Stated exercise
Search the material for the string "Drain" and copy each line where it occurs.

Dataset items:

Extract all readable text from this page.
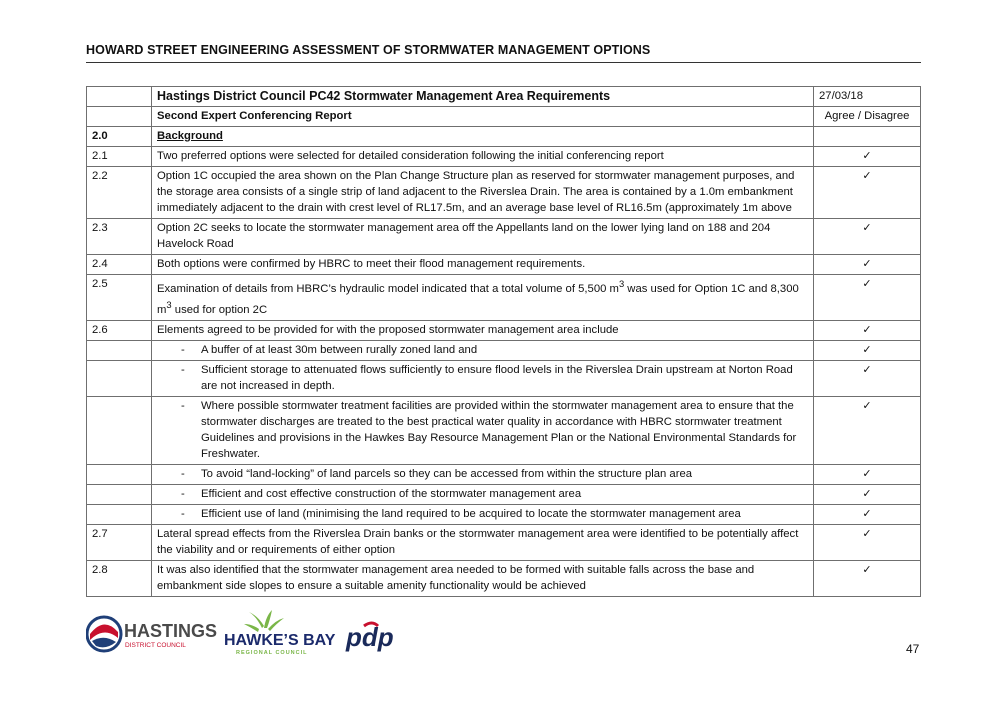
HOWARD STREET ENGINEERING ASSESSMENT OF STORMWATER MANAGEMENT OPTIONS
	Hastings District Council PC42 Stormwater Management Area Requirements	27/03/18
	Second Expert Conferencing Report	Agree / Disagree
2.0	Background	
2.1	Two preferred options were selected for detailed consideration following the initial conferencing report	✓
2.2	Option 1C occupied the area shown on the Plan Change Structure plan as reserved for stormwater management purposes, and the storage area consists of a single strip of land adjacent to the Riverslea Drain. The area is contained by a 1.0m embankment immediately adjacent to the drain with crest level of RL17.5m, and an average base level of RL16.5m (approximately 1m above	✓
2.3	Option 2C seeks to locate the stormwater management area off the Appellants land on the lower lying land on 188 and 204 Havelock Road	✓
2.4	Both options were confirmed by HBRC to meet their flood management requirements.	✓
2.5	Examination of details from HBRC’s hydraulic model indicated that a total volume of 5,500 $m^3$ was used for Option 1C and 8,300 $m^3$ used for option 2C	✓
2.6	Elements agreed to be provided for with the proposed stormwater management area include	✓

	- A buffer of at least 30m between rurally zoned land and	✓

	- Sufficient storage to attenuated flows sufficiently to ensure flood levels in the Riverslea Drain upstream at Norton Road are not increased in depth.	✓

	- Where possible stormwater treatment facilities are provided within the stormwater management area to ensure that the stormwater discharges are treated to the best practical water quality in accordance with HBRC stormwater treatment Guidelines and provisions in the Hawkes Bay Resource Management Plan or the National Environmental Standards for Freshwater.	✓

	- To avoid “land-locking” of land parcels so they can be accessed from within the structure plan area	✓

	- Efficient and cost effective construction of the stormwater management area	✓

	- Efficient use of land (minimising the land required to be acquired to locate the stormwater management area	✓
2.7	Lateral spread effects from the Riverslea Drain banks or the stormwater management area were identified to be potentially affect the viability and or requirements of either option	✓
2.8	It was also identified that the stormwater management area needed to be formed with suitable falls across the base and embankment side slopes to ensure a suitable amenity functionality would be achieved	✓
HASTINGS
DISTRICT COUNCIL HAWKE’S BAY
REGIONAL COUNCIL
pdp	47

Solution to this exercise
2.2	Option 1C occupied the area shown on the Plan Change Structure plan as reserved for stormwater management purposes, and the storage area consists of a single strip of land adjacent to the Riverslea Drain. The area is contained by a 1.0m embankment immediately adjacent to the drain with crest level of RL17.5m, and an average base level of RL16.5m (approximately 1m above	✓
	- Sufficient storage to attenuated flows sufficiently to ensure flood levels in the Riverslea Drain upstream at Norton Road are not increased in depth.	✓
2.7	Lateral spread effects from the Riverslea Drain banks or the stormwater management area were identified to be potentially affect the viability and or requirements of either option	✓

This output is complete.